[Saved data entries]
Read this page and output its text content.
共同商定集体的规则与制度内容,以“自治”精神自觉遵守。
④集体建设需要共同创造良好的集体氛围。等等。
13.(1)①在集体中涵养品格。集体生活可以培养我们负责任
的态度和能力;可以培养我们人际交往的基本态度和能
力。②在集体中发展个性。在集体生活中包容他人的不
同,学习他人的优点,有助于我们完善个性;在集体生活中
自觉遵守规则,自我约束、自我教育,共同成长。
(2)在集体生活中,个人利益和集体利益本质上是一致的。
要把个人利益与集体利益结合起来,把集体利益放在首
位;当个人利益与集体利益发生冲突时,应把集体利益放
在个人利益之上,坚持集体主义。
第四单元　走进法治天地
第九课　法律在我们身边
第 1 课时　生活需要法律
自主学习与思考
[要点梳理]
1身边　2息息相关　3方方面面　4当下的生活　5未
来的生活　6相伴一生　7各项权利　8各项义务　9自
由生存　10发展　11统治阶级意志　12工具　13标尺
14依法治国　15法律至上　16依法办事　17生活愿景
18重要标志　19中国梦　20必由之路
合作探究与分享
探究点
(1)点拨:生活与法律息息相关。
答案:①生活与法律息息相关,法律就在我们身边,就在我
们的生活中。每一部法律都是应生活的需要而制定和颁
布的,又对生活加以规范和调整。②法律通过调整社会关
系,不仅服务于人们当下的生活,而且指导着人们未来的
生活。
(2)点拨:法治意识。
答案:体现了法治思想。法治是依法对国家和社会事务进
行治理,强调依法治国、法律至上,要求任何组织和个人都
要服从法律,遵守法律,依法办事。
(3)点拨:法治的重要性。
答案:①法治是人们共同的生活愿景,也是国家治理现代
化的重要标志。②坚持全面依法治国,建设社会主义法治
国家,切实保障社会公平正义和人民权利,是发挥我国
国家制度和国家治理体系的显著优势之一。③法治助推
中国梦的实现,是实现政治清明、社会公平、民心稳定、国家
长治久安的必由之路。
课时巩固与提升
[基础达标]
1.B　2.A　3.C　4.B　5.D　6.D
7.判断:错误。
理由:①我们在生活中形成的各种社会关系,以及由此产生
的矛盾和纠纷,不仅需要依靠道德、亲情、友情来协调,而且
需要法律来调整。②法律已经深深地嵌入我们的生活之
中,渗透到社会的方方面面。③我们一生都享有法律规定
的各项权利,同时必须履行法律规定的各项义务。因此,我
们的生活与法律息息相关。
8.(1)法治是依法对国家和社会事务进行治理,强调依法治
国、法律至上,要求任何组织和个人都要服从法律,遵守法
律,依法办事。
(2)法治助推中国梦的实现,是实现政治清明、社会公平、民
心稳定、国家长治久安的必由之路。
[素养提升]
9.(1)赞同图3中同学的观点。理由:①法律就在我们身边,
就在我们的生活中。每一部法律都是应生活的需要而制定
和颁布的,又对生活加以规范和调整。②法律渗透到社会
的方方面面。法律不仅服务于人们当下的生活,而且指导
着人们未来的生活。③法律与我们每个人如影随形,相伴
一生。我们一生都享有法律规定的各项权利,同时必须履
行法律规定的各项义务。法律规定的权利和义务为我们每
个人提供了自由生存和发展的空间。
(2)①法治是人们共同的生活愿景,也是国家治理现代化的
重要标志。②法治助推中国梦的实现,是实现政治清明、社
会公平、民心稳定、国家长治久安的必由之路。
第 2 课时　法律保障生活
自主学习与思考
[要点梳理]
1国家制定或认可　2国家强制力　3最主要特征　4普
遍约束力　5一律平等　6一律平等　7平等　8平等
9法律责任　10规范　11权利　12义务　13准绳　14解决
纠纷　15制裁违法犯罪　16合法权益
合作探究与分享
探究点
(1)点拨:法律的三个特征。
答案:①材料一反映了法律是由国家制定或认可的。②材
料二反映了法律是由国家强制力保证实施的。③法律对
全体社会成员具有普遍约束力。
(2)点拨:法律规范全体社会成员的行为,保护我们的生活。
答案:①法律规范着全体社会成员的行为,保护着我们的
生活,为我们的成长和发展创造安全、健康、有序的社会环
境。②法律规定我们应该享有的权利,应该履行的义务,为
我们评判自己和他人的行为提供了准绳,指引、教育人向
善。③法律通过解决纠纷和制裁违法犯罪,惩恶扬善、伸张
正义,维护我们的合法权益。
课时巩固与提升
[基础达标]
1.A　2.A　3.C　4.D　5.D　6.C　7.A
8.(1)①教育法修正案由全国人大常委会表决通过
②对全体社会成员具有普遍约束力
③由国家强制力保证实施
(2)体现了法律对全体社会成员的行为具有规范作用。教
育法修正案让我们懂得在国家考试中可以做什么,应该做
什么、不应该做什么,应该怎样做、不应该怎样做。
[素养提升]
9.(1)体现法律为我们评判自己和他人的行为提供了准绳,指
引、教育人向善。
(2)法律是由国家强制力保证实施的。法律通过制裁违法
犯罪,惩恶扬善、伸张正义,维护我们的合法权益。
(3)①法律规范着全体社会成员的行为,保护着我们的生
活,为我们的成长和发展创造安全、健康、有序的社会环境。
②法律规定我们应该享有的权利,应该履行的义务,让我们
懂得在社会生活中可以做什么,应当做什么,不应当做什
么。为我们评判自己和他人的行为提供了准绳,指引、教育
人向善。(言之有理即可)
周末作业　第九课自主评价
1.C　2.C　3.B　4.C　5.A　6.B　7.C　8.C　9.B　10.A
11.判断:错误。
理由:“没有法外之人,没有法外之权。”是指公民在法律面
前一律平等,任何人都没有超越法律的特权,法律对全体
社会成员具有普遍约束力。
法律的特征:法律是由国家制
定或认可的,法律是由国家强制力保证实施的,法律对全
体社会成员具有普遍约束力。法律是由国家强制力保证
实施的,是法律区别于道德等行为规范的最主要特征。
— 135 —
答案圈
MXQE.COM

### STATED GOAL:
Return all the lines that contain the string "②法律规定我们应该享有的权利".

### EXERCISE RESPONSE:
境。②法律规定我们应该享有的权利,应该履行的义务,为
②法律规定我们应该享有的权利,应该履行的义务,让我们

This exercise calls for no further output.